• **The data**:
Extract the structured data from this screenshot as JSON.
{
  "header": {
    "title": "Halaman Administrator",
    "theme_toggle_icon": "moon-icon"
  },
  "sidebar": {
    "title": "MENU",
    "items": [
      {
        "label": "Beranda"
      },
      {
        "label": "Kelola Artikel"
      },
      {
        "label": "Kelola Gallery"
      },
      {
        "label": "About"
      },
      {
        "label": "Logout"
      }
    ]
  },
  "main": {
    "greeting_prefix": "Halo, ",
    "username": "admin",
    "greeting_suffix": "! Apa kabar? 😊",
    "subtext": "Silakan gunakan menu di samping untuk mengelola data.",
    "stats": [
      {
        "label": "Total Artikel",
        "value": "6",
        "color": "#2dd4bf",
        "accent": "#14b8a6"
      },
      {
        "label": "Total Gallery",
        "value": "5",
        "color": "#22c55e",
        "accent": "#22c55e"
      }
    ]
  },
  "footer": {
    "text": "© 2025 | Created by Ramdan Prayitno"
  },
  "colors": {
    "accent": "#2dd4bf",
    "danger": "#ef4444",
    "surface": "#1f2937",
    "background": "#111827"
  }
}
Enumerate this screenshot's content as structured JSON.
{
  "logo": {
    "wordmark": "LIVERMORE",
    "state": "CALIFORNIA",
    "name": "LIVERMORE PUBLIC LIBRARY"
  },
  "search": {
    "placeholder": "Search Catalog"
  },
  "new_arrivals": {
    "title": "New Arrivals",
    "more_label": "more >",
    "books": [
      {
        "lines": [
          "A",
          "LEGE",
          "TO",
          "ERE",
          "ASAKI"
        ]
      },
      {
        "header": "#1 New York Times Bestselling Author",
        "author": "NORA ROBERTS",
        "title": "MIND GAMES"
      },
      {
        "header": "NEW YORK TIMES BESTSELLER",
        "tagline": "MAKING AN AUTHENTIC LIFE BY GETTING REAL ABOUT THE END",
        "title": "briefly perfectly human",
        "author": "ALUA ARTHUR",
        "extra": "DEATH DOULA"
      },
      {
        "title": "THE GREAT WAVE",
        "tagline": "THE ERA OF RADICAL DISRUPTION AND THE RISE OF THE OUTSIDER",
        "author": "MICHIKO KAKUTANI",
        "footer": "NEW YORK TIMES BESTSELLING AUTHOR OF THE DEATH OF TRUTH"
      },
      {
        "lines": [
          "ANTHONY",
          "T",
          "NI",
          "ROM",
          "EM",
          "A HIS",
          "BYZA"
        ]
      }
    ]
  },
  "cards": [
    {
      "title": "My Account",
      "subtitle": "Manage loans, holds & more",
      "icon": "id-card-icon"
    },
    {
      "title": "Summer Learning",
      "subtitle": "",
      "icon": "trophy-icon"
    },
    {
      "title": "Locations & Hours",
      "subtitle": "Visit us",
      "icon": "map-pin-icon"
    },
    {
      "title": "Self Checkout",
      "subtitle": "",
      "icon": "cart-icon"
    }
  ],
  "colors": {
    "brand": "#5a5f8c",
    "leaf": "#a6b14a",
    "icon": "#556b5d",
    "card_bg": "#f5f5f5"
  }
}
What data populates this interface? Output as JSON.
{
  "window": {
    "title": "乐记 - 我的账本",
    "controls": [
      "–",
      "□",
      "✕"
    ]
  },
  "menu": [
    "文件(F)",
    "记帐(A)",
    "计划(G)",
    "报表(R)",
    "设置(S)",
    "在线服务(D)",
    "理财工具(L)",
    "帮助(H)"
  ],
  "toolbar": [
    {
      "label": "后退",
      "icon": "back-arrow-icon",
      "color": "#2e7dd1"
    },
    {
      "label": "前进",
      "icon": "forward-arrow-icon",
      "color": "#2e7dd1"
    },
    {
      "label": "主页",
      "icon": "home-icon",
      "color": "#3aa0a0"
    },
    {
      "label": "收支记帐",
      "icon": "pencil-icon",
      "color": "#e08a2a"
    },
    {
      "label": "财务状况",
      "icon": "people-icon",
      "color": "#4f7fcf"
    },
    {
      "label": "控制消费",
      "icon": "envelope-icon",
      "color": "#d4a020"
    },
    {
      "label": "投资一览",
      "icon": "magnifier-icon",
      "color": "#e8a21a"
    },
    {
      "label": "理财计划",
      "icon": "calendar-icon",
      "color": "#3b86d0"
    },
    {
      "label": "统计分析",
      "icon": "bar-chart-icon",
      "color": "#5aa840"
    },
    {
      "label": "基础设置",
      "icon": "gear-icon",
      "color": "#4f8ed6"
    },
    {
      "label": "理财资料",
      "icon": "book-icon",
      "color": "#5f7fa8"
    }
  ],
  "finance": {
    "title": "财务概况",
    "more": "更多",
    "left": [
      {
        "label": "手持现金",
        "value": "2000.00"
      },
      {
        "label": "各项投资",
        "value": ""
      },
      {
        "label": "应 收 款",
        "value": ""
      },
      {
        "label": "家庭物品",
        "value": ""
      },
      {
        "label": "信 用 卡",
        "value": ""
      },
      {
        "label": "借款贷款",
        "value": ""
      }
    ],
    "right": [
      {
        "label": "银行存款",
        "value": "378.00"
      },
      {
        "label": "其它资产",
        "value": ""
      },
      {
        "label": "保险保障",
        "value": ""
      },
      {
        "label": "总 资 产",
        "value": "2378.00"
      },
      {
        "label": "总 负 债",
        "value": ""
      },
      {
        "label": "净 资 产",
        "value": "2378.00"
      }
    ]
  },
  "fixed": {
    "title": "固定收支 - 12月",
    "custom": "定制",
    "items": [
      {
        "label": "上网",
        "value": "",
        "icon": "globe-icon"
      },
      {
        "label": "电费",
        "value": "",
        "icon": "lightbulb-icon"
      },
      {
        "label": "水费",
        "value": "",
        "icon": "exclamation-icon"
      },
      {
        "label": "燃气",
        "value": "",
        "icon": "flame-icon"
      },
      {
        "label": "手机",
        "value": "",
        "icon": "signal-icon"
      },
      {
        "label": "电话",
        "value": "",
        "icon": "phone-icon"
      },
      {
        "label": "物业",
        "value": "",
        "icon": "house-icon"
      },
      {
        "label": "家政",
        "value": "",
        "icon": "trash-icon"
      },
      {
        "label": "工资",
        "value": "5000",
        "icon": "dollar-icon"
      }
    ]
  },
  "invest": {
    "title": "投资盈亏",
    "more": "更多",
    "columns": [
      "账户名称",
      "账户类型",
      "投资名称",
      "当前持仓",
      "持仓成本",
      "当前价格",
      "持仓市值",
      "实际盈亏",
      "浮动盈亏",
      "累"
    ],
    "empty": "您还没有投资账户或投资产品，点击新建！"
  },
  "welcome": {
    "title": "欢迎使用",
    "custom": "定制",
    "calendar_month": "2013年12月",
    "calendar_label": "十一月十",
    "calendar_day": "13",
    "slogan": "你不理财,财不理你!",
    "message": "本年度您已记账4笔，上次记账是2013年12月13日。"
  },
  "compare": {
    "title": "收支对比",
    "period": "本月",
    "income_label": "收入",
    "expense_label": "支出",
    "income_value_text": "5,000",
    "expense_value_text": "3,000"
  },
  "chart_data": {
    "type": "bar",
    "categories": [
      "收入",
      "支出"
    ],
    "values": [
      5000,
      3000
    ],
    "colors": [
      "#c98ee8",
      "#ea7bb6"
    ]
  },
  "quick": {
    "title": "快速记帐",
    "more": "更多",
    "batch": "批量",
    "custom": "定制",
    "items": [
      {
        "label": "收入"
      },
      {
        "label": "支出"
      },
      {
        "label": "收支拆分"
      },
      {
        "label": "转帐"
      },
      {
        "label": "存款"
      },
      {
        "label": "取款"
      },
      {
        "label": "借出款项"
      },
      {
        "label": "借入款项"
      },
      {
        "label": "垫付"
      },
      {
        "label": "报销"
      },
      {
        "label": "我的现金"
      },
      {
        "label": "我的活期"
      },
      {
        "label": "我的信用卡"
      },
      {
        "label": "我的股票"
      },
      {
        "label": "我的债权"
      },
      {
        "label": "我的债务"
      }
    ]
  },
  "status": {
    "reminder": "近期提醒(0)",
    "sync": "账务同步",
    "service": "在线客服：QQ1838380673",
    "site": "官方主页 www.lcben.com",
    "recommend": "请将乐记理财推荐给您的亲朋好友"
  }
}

• **Task description**: Working from the material above, state how many lines contain "Gallery"; give only the number.

• **Response to this exercise**: 2